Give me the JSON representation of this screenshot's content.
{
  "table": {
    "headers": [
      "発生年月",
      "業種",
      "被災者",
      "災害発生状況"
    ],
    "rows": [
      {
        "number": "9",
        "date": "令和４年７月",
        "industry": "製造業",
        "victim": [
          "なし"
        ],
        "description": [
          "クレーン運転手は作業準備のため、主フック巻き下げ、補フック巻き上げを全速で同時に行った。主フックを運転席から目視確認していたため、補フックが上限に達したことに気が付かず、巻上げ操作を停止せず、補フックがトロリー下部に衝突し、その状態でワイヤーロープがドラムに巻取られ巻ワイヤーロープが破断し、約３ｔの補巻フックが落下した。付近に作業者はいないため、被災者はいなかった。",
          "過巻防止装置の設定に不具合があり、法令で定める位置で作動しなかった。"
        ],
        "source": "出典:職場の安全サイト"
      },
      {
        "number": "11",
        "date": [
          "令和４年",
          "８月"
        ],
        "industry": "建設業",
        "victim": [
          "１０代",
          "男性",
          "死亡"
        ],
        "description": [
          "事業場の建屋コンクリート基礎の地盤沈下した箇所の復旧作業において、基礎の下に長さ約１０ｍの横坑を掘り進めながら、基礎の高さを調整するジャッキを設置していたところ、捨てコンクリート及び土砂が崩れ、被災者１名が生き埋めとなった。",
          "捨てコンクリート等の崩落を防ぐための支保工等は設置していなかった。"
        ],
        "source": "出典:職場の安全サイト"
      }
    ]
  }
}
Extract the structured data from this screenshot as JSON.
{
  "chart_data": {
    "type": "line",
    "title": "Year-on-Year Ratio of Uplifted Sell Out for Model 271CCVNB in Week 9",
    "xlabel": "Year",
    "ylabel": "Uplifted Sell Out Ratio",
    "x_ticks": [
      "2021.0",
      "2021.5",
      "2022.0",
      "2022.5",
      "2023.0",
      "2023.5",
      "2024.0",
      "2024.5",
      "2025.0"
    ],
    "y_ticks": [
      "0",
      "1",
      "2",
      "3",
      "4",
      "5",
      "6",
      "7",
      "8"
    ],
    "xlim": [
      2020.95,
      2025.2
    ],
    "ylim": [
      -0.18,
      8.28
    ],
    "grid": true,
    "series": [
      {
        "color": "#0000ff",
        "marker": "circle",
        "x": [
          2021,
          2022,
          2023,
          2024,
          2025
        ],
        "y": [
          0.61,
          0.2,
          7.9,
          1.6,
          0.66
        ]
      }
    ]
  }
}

-=-=-=-=-

- _Requirement_
Copy out the whole listing exactly as written.

- _Output of the task_
Give me the JSON representation of this screenshot's content.
{
  "table": {
    "headers": [
      "発生年月",
      "業種",
      "被災者",
      "災害発生状況"
    ],
    "rows": [
      {
        "number": "9",
        "date": "令和４年７月",
        "industry": "製造業",
        "victim": [
          "なし"
        ],
        "description": [
          "クレーン運転手は作業準備のため、主フック巻き下げ、補フック巻き上げを全速で同時に行った。主フックを運転席から目視確認していたため、補フックが上限に達したことに気が付かず、巻上げ操作を停止せず、補フックがトロリー下部に衝突し、その状態でワイヤーロープがドラムに巻取られ巻ワイヤーロープが破断し、約３ｔの補巻フックが落下した。付近に作業者はいないため、被災者はいなかった。",
          "過巻防止装置の設定に不具合があり、法令で定める位置で作動しなかった。"
        ],
        "source": "出典:職場の安全サイト"
      },
      {
        "number": "11",
        "date": [
          "令和４年",
          "８月"
        ],
        "industry": "建設業",
        "victim": [
          "１０代",
          "男性",
          "死亡"
        ],
        "description": [
          "事業場の建屋コンクリート基礎の地盤沈下した箇所の復旧作業において、基礎の下に長さ約１０ｍの横坑を掘り進めながら、基礎の高さを調整するジャッキを設置していたところ、捨てコンクリート及び土砂が崩れ、被災者１名が生き埋めとなった。",
          "捨てコンクリート等の崩落を防ぐための支保工等は設置していなかった。"
        ],
        "source": "出典:職場の安全サイト"
      }
    ]
  }
}
Extract the structured data from this screenshot as JSON.
{
  "chart_data": {
    "type": "line",
    "title": "Year-on-Year Ratio of Uplifted Sell Out for Model 271CCVNB in Week 9",
    "xlabel": "Year",
    "ylabel": "Uplifted Sell Out Ratio",
    "x_ticks": [
      "2021.0",
      "2021.5",
      "2022.0",
      "2022.5",
      "2023.0",
      "2023.5",
      "2024.0",
      "2024.5",
      "2025.0"
    ],
    "y_ticks": [
      "0",
      "1",
      "2",
      "3",
      "4",
      "5",
      "6",
      "7",
      "8"
    ],
    "xlim": [
      2020.95,
      2025.2
    ],
    "ylim": [
      -0.18,
      8.28
    ],
    "grid": true,
    "series": [
      {
        "color": "#0000ff",
        "marker": "circle",
        "x": [
          2021,
          2022,
          2023,
          2024,
          2025
        ],
        "y": [
          0.61,
          0.2,
          7.9,
          1.6,
          0.66
        ]
      }
    ]
  }
}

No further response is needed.